(Stored data entries)
┏━━

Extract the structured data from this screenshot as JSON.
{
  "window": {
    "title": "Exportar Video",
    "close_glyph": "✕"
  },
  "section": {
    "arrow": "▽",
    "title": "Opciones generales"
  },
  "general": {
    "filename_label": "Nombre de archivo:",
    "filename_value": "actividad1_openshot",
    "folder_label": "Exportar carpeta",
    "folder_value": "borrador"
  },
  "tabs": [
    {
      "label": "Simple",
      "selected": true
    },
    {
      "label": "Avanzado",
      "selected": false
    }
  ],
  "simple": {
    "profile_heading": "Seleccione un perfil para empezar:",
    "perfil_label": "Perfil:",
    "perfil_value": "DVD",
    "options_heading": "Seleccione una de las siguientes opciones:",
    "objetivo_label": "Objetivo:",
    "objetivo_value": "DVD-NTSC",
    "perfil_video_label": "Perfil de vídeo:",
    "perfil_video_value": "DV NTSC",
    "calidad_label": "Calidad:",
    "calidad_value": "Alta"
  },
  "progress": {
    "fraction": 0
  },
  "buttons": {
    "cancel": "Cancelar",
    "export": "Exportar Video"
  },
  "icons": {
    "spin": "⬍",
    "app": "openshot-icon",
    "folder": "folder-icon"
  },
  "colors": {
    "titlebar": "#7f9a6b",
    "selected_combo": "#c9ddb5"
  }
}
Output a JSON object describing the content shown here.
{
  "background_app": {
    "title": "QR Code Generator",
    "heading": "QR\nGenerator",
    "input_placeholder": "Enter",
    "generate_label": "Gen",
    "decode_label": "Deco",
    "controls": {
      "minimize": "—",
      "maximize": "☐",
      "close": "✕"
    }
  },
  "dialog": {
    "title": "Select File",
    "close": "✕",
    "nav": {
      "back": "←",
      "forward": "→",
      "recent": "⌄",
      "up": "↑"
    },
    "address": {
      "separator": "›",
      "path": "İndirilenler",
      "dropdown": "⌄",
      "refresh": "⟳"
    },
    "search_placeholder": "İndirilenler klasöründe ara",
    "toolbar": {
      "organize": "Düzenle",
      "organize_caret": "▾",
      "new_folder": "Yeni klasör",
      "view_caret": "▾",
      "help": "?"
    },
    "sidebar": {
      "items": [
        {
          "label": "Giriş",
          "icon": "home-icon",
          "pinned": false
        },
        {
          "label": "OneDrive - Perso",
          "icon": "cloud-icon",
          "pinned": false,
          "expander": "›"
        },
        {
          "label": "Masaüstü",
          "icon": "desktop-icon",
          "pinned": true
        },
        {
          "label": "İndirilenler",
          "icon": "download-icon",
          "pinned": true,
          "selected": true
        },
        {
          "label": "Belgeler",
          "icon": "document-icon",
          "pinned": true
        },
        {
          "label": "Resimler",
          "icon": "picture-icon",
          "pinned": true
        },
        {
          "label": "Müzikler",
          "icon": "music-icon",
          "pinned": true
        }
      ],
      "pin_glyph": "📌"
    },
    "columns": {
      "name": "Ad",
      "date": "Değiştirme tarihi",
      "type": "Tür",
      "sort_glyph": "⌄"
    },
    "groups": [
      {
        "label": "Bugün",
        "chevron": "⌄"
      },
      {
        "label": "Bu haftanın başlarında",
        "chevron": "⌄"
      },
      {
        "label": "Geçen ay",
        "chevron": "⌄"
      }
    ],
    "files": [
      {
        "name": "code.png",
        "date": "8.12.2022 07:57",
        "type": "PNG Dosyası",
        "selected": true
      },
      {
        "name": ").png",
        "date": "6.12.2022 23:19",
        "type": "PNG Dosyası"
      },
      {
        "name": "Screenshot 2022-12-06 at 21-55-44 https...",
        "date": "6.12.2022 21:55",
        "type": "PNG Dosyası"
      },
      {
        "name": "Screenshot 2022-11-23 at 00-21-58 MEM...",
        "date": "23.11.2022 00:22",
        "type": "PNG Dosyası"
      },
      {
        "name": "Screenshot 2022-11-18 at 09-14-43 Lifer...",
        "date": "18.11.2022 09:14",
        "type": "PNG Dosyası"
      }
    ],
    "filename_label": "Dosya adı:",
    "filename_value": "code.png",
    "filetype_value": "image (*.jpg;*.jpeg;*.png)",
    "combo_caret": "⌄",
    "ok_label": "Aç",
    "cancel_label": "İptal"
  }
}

┗━━

### THE EXERCISE:
Restate the listing in full, word for word.

### TASK RESPONSE:
Extract the structured data from this screenshot as JSON.
{
  "window": {
    "title": "Exportar Video",
    "close_glyph": "✕"
  },
  "section": {
    "arrow": "▽",
    "title": "Opciones generales"
  },
  "general": {
    "filename_label": "Nombre de archivo:",
    "filename_value": "actividad1_openshot",
    "folder_label": "Exportar carpeta",
    "folder_value": "borrador"
  },
  "tabs": [
    {
      "label": "Simple",
      "selected": true
    },
    {
      "label": "Avanzado",
      "selected": false
    }
  ],
  "simple": {
    "profile_heading": "Seleccione un perfil para empezar:",
    "perfil_label": "Perfil:",
    "perfil_value": "DVD",
    "options_heading": "Seleccione una de las siguientes opciones:",
    "objetivo_label": "Objetivo:",
    "objetivo_value": "DVD-NTSC",
    "perfil_video_label": "Perfil de vídeo:",
    "perfil_video_value": "DV NTSC",
    "calidad_label": "Calidad:",
    "calidad_value": "Alta"
  },
  "progress": {
    "fraction": 0
  },
  "buttons": {
    "cancel": "Cancelar",
    "export": "Exportar Video"
  },
  "icons": {
    "spin": "⬍",
    "app": "openshot-icon",
    "folder": "folder-icon"
  },
  "colors": {
    "titlebar": "#7f9a6b",
    "selected_combo": "#c9ddb5"
  }
}
Output a JSON object describing the content shown here.
{
  "background_app": {
    "title": "QR Code Generator",
    "heading": "QR\nGenerator",
    "input_placeholder": "Enter",
    "generate_label": "Gen",
    "decode_label": "Deco",
    "controls": {
      "minimize": "—",
      "maximize": "☐",
      "close": "✕"
    }
  },
  "dialog": {
    "title": "Select File",
    "close": "✕",
    "nav": {
      "back": "←",
      "forward": "→",
      "recent": "⌄",
      "up": "↑"
    },
    "address": {
      "separator": "›",
      "path": "İndirilenler",
      "dropdown": "⌄",
      "refresh": "⟳"
    },
    "search_placeholder": "İndirilenler klasöründe ara",
    "toolbar": {
      "organize": "Düzenle",
      "organize_caret": "▾",
      "new_folder": "Yeni klasör",
      "view_caret": "▾",
      "help": "?"
    },
    "sidebar": {
      "items": [
        {
          "label": "Giriş",
          "icon": "home-icon",
          "pinned": false
        },
        {
          "label": "OneDrive - Perso",
          "icon": "cloud-icon",
          "pinned": false,
          "expander": "›"
        },
        {
          "label": "Masaüstü",
          "icon": "desktop-icon",
          "pinned": true
        },
        {
          "label": "İndirilenler",
          "icon": "download-icon",
          "pinned": true,
          "selected": true
        },
        {
          "label": "Belgeler",
          "icon": "document-icon",
          "pinned": true
        },
        {
          "label": "Resimler",
          "icon": "picture-icon",
          "pinned": true
        },
        {
          "label": "Müzikler",
          "icon": "music-icon",
          "pinned": true
        }
      ],
      "pin_glyph": "📌"
    },
    "columns": {
      "name": "Ad",
      "date": "Değiştirme tarihi",
      "type": "Tür",
      "sort_glyph": "⌄"
    },
    "groups": [
      {
        "label": "Bugün",
        "chevron": "⌄"
      },
      {
        "label": "Bu haftanın başlarında",
        "chevron": "⌄"
      },
      {
        "label": "Geçen ay",
        "chevron": "⌄"
      }
    ],
    "files": [
      {
        "name": "code.png",
        "date": "8.12.2022 07:57",
        "type": "PNG Dosyası",
        "selected": true
      },
      {
        "name": ").png",
        "date": "6.12.2022 23:19",
        "type": "PNG Dosyası"
      },
      {
        "name": "Screenshot 2022-12-06 at 21-55-44 https...",
        "date": "6.12.2022 21:55",
        "type": "PNG Dosyası"
      },
      {
        "name": "Screenshot 2022-11-23 at 00-21-58 MEM...",
        "date": "23.11.2022 00:22",
        "type": "PNG Dosyası"
      },
      {
        "name": "Screenshot 2022-11-18 at 09-14-43 Lifer...",
        "date": "18.11.2022 09:14",
        "type": "PNG Dosyası"
      }
    ],
    "filename_label": "Dosya adı:",
    "filename_value": "code.png",
    "filetype_value": "image (*.jpg;*.jpeg;*.png)",
    "combo_caret": "⌄",
    "ok_label": "Aç",
    "cancel_label": "İptal"
  }
}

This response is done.